▸ Description of the task: Answer with one number: the count of lines in the listing below that hold the word "mieszkańców".

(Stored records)
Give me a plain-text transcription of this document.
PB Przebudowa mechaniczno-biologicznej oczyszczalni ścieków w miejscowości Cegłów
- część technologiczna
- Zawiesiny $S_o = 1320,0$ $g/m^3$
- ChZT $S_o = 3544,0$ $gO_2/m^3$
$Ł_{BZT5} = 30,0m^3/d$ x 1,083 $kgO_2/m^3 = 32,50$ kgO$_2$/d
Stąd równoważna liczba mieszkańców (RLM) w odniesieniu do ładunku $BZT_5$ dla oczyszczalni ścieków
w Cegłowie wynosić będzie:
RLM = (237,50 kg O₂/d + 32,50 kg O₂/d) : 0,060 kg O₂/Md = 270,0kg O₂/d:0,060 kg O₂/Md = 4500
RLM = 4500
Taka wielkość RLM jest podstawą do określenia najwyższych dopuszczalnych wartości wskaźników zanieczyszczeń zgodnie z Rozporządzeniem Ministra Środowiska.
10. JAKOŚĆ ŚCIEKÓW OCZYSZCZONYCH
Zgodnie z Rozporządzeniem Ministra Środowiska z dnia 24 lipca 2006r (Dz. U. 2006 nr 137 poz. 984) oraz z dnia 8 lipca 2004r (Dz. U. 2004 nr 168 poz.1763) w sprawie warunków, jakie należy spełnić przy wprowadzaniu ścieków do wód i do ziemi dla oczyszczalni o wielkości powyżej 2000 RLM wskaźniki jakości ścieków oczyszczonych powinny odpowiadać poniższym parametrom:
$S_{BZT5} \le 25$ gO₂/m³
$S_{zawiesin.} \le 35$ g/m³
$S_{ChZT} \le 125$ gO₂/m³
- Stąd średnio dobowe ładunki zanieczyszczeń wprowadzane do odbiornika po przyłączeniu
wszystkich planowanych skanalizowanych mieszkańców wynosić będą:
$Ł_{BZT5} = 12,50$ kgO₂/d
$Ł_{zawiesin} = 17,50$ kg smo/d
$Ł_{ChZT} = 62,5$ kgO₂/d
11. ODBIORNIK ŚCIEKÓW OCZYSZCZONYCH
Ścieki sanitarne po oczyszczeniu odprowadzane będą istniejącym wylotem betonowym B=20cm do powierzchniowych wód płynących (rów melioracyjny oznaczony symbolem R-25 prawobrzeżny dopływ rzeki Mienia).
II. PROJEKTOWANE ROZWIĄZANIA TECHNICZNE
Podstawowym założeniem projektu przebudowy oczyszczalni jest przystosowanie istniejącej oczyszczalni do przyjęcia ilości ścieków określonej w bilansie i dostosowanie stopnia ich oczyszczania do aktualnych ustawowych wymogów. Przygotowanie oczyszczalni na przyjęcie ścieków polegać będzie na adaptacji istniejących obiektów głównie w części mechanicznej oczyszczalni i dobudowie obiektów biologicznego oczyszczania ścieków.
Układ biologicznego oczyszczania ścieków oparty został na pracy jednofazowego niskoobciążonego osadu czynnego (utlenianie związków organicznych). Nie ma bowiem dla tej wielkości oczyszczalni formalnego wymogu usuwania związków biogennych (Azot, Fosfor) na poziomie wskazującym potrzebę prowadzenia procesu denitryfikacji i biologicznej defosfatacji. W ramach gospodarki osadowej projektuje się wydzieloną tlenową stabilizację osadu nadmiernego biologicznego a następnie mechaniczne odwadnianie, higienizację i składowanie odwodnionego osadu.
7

▸ Response: 2